──────── Records to process

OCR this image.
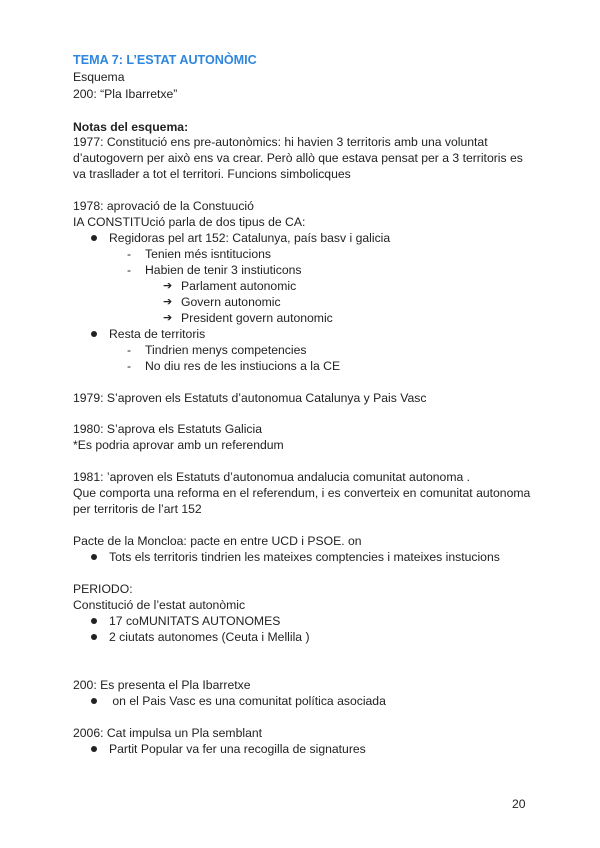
TEMA 7: L’ESTAT AUTONÒMIC
Esquema
200: “Pla Ibarretxe”
Notas del esquema:
1977: Constitució ens pre-autonòmics: hi havien 3 territoris amb una voluntat
d’autogovern per això ens va crear. Però allò que estava pensat per a 3 territoris es
va trasllader a tot el territori. Funcions simbolicques
1978: aprovació de la Constuució
IA CONSTITUció parla de dos tipus de CA:
Regidoras pel art 152: Catalunya, país basv i galicia
- Tenien més isntitucions
- Habien de tenir 3 instiuticons
➔ Parlament autonomic
➔ Govern autonomic
➔ President govern autonomic
Resta de territoris
- Tindrien menys competencies
- No diu res de les instiucions a la CE
1979: S’aproven els Estatuts d’autonomua Catalunya y Pais Vasc
1980: S’aprova els Estatuts Galicia
*Es podria aprovar amb un referendum
1981: ’aproven els Estatuts d’autonomua andalucia comunitat autonoma .
Que comporta una reforma en el referendum, i es converteix en comunitat autonoma
per territoris de l’art 152
Pacte de la Moncloa: pacte en entre UCD i PSOE. on
Tots els territoris tindrien les mateixes comptencies i mateixes instucions
PERIODO:
Constitució de l’estat autonòmic
17 coMUNITATS AUTONOMES
2 ciutats autonomes (Ceuta i Mellila )
200: Es presenta el Pla Ibarretxe
on el Pais Vasc es una comunitat política asociada
2006: Cat impulsa un Pla semblant
Partit Popular va fer una recogilla de signatures
20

────────────────

*What this task involves*
Print every record above exactly as written, leaving out the pictures.

*Response to the exercise*
OCR this image.
TEMA 7: L’ESTAT AUTONÒMIC
Esquema
200: “Pla Ibarretxe”
Notas del esquema:
1977: Constitució ens pre-autonòmics: hi havien 3 territoris amb una voluntat
d’autogovern per això ens va crear. Però allò que estava pensat per a 3 territoris es
va trasllader a tot el territori. Funcions simbolicques
1978: aprovació de la Constuució
IA CONSTITUció parla de dos tipus de CA:
Regidoras pel art 152: Catalunya, país basv i galicia
- Tenien més isntitucions
- Habien de tenir 3 instiuticons
➔ Parlament autonomic
➔ Govern autonomic
➔ President govern autonomic
Resta de territoris
- Tindrien menys competencies
- No diu res de les instiucions a la CE
1979: S’aproven els Estatuts d’autonomua Catalunya y Pais Vasc
1980: S’aprova els Estatuts Galicia
*Es podria aprovar amb un referendum
1981: ’aproven els Estatuts d’autonomua andalucia comunitat autonoma .
Que comporta una reforma en el referendum, i es converteix en comunitat autonoma
per territoris de l’art 152
Pacte de la Moncloa: pacte en entre UCD i PSOE. on
Tots els territoris tindrien les mateixes comptencies i mateixes instucions
PERIODO:
Constitució de l’estat autonòmic
17 coMUNITATS AUTONOMES
2 ciutats autonomes (Ceuta i Mellila )
200: Es presenta el Pla Ibarretxe
on el Pais Vasc es una comunitat política asociada
2006: Cat impulsa un Pla semblant
Partit Popular va fer una recogilla de signatures
20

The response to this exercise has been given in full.